Dataset items:
■ ■ ■ ■

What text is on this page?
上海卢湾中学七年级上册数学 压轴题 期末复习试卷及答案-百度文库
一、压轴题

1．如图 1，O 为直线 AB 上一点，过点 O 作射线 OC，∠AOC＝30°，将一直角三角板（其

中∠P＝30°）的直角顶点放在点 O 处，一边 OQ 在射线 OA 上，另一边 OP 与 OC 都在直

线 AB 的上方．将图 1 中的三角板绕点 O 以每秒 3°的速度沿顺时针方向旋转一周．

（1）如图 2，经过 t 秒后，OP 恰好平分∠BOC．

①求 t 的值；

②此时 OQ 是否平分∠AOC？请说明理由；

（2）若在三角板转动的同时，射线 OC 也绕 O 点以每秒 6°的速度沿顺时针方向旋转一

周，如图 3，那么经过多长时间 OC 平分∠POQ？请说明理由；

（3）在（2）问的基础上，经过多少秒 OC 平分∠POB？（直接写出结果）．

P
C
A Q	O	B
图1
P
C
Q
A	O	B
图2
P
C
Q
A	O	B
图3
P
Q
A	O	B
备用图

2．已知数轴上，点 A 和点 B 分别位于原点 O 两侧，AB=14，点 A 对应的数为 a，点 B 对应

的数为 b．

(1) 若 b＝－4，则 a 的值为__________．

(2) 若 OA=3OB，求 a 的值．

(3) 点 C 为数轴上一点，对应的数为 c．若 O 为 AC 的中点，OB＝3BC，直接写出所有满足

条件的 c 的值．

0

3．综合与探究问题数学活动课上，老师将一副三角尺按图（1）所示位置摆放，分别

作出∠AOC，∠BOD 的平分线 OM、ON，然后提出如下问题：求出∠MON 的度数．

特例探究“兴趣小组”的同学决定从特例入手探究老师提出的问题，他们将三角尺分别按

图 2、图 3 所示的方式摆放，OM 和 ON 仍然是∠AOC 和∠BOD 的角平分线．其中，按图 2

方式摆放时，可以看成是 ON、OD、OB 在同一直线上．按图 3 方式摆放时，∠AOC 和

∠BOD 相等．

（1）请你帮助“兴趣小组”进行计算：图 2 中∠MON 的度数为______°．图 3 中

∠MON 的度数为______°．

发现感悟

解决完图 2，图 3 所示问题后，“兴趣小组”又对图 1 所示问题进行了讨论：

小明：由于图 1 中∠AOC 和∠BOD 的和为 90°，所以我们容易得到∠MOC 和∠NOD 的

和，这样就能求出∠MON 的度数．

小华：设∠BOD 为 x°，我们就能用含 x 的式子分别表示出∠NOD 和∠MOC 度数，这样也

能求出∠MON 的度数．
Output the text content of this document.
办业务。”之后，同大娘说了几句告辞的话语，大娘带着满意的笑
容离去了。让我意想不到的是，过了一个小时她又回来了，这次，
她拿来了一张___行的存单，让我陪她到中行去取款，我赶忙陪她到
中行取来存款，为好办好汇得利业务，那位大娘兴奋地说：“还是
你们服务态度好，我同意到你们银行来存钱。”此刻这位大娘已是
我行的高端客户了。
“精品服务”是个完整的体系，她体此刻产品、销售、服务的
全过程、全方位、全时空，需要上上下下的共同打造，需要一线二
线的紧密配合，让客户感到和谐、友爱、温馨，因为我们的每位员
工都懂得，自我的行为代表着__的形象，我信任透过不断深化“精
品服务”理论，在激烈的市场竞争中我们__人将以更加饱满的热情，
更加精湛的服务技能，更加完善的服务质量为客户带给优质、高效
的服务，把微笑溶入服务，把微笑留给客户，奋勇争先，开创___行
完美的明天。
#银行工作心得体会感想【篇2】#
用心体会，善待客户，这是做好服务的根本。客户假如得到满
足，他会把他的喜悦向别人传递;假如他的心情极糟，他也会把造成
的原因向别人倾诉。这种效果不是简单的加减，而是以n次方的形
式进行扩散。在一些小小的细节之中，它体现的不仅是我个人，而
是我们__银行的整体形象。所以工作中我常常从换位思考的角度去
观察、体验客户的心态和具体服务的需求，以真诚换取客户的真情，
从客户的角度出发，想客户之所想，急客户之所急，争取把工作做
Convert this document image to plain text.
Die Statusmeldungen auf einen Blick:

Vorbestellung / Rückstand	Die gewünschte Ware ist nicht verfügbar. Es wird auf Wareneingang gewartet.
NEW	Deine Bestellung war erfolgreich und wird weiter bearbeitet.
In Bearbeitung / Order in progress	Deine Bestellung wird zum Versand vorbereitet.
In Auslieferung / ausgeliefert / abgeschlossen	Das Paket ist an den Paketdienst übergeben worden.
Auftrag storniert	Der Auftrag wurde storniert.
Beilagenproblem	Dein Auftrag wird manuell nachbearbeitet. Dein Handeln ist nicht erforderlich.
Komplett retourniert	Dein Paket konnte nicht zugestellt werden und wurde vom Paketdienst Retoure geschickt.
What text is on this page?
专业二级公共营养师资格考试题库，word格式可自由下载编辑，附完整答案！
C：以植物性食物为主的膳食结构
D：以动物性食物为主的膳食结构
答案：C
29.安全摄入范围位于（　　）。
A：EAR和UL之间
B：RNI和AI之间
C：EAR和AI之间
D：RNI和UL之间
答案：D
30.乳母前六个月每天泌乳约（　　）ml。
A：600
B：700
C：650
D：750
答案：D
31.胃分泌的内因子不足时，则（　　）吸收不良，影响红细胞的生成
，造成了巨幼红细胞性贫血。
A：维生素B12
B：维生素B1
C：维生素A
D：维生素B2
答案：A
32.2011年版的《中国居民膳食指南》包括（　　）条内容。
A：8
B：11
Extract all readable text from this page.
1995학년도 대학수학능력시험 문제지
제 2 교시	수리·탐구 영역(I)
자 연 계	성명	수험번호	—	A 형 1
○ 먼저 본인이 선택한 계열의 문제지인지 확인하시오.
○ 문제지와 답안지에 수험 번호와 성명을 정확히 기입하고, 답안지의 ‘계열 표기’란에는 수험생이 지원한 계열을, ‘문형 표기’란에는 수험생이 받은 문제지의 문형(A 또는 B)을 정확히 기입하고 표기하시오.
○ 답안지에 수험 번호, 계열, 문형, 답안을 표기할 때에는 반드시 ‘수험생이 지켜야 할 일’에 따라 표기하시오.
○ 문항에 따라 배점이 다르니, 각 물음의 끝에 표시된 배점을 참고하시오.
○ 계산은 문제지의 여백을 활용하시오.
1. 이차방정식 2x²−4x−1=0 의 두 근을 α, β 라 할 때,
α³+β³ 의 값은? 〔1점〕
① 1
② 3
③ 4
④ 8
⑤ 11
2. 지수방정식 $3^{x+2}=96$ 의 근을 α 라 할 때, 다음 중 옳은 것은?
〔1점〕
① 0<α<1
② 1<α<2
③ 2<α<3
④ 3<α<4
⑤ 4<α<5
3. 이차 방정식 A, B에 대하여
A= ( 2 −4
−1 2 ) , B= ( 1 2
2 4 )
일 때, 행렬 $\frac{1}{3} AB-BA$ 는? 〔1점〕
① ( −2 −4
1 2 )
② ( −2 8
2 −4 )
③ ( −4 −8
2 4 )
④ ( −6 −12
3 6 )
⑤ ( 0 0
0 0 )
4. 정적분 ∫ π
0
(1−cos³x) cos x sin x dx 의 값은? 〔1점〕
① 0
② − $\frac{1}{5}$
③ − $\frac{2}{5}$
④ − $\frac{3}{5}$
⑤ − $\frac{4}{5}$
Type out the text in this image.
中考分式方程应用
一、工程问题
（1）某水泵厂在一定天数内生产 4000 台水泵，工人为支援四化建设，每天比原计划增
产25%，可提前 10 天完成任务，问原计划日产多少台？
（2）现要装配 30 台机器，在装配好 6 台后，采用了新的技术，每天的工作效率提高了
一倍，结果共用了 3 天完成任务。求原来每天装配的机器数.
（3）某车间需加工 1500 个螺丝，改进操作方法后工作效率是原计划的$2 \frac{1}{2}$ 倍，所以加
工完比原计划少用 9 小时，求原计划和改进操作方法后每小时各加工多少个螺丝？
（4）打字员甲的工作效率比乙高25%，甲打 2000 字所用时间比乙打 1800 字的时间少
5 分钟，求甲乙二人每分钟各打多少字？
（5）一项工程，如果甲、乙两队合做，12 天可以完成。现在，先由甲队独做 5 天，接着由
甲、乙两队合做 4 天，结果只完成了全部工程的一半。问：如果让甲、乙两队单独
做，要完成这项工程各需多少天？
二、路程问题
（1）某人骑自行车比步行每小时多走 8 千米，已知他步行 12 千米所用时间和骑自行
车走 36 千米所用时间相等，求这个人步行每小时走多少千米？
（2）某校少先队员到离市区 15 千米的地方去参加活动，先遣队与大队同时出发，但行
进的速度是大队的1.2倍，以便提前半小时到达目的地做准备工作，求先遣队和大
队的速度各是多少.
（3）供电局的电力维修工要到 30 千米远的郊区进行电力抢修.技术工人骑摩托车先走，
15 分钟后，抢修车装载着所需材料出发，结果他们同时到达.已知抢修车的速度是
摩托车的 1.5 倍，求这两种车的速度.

■ ■ ■ ■

From the entries above, copy every line where the word "wurde" shows up.

Auftrag storniert	Der Auftrag wurde storniert.
Komplett retourniert	Dein Paket konnte nicht zugestellt werden und wurde vom Paketdienst Retoure geschickt.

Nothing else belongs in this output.